** Entries provided **
- - - -

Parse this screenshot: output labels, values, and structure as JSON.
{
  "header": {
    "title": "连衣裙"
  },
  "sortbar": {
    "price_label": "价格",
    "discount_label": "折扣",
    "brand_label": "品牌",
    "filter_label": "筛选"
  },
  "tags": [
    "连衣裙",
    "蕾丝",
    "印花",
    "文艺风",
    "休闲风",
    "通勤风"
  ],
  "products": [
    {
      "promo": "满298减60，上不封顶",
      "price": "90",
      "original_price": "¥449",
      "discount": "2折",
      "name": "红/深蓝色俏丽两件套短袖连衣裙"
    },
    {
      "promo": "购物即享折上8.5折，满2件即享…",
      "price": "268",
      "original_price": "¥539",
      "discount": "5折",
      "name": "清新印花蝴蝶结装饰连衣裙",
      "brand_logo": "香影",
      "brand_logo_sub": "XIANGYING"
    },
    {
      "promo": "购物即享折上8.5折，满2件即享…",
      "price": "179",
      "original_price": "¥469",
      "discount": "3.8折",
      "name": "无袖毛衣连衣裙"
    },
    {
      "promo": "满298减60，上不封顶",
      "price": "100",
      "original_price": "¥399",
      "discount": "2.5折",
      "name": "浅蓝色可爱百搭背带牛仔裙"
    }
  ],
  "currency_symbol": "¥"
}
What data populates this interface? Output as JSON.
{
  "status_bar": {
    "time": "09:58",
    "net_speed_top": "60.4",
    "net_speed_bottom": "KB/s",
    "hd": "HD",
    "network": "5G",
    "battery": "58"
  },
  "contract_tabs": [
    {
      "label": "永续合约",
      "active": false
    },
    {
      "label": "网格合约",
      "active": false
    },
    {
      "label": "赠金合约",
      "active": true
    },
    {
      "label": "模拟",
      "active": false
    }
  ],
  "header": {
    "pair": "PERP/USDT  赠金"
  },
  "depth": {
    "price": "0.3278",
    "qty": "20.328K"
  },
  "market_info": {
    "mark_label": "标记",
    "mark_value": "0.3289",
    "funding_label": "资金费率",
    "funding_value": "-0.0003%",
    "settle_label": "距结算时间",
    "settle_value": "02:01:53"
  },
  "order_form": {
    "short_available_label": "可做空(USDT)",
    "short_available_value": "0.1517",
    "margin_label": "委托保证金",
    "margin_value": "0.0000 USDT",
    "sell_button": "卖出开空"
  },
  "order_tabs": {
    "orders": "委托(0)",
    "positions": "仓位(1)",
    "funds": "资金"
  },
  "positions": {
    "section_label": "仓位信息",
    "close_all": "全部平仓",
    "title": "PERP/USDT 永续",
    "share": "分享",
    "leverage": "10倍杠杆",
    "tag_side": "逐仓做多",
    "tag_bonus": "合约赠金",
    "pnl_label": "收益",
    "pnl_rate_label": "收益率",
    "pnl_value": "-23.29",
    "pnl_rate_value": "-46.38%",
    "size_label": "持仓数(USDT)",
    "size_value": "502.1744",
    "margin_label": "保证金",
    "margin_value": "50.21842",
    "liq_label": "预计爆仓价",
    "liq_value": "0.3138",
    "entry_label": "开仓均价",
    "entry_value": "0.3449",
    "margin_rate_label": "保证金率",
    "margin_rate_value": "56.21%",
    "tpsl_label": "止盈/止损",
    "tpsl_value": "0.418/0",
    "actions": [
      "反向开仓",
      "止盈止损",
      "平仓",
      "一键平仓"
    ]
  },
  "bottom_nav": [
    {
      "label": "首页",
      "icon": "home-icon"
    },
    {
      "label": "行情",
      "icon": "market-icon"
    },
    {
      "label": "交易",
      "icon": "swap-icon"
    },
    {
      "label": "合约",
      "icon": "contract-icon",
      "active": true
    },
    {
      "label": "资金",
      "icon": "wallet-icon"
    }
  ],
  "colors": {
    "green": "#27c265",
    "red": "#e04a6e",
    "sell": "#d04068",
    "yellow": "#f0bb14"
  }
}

- - - -

** Task goal **
Recite the full listing above exactly.

** Task response **
Parse this screenshot: output labels, values, and structure as JSON.
{
  "header": {
    "title": "连衣裙"
  },
  "sortbar": {
    "price_label": "价格",
    "discount_label": "折扣",
    "brand_label": "品牌",
    "filter_label": "筛选"
  },
  "tags": [
    "连衣裙",
    "蕾丝",
    "印花",
    "文艺风",
    "休闲风",
    "通勤风"
  ],
  "products": [
    {
      "promo": "满298减60，上不封顶",
      "price": "90",
      "original_price": "¥449",
      "discount": "2折",
      "name": "红/深蓝色俏丽两件套短袖连衣裙"
    },
    {
      "promo": "购物即享折上8.5折，满2件即享…",
      "price": "268",
      "original_price": "¥539",
      "discount": "5折",
      "name": "清新印花蝴蝶结装饰连衣裙",
      "brand_logo": "香影",
      "brand_logo_sub": "XIANGYING"
    },
    {
      "promo": "购物即享折上8.5折，满2件即享…",
      "price": "179",
      "original_price": "¥469",
      "discount": "3.8折",
      "name": "无袖毛衣连衣裙"
    },
    {
      "promo": "满298减60，上不封顶",
      "price": "100",
      "original_price": "¥399",
      "discount": "2.5折",
      "name": "浅蓝色可爱百搭背带牛仔裙"
    }
  ],
  "currency_symbol": "¥"
}
What data populates this interface? Output as JSON.
{
  "status_bar": {
    "time": "09:58",
    "net_speed_top": "60.4",
    "net_speed_bottom": "KB/s",
    "hd": "HD",
    "network": "5G",
    "battery": "58"
  },
  "contract_tabs": [
    {
      "label": "永续合约",
      "active": false
    },
    {
      "label": "网格合约",
      "active": false
    },
    {
      "label": "赠金合约",
      "active": true
    },
    {
      "label": "模拟",
      "active": false
    }
  ],
  "header": {
    "pair": "PERP/USDT  赠金"
  },
  "depth": {
    "price": "0.3278",
    "qty": "20.328K"
  },
  "market_info": {
    "mark_label": "标记",
    "mark_value": "0.3289",
    "funding_label": "资金费率",
    "funding_value": "-0.0003%",
    "settle_label": "距结算时间",
    "settle_value": "02:01:53"
  },
  "order_form": {
    "short_available_label": "可做空(USDT)",
    "short_available_value": "0.1517",
    "margin_label": "委托保证金",
    "margin_value": "0.0000 USDT",
    "sell_button": "卖出开空"
  },
  "order_tabs": {
    "orders": "委托(0)",
    "positions": "仓位(1)",
    "funds": "资金"
  },
  "positions": {
    "section_label": "仓位信息",
    "close_all": "全部平仓",
    "title": "PERP/USDT 永续",
    "share": "分享",
    "leverage": "10倍杠杆",
    "tag_side": "逐仓做多",
    "tag_bonus": "合约赠金",
    "pnl_label": "收益",
    "pnl_rate_label": "收益率",
    "pnl_value": "-23.29",
    "pnl_rate_value": "-46.38%",
    "size_label": "持仓数(USDT)",
    "size_value": "502.1744",
    "margin_label": "保证金",
    "margin_value": "50.21842",
    "liq_label": "预计爆仓价",
    "liq_value": "0.3138",
    "entry_label": "开仓均价",
    "entry_value": "0.3449",
    "margin_rate_label": "保证金率",
    "margin_rate_value": "56.21%",
    "tpsl_label": "止盈/止损",
    "tpsl_value": "0.418/0",
    "actions": [
      "反向开仓",
      "止盈止损",
      "平仓",
      "一键平仓"
    ]
  },
  "bottom_nav": [
    {
      "label": "首页",
      "icon": "home-icon"
    },
    {
      "label": "行情",
      "icon": "market-icon"
    },
    {
      "label": "交易",
      "icon": "swap-icon"
    },
    {
      "label": "合约",
      "icon": "contract-icon",
      "active": true
    },
    {
      "label": "资金",
      "icon": "wallet-icon"
    }
  ],
  "colors": {
    "green": "#27c265",
    "red": "#e04a6e",
    "sell": "#d04068",
    "yellow": "#f0bb14"
  }
}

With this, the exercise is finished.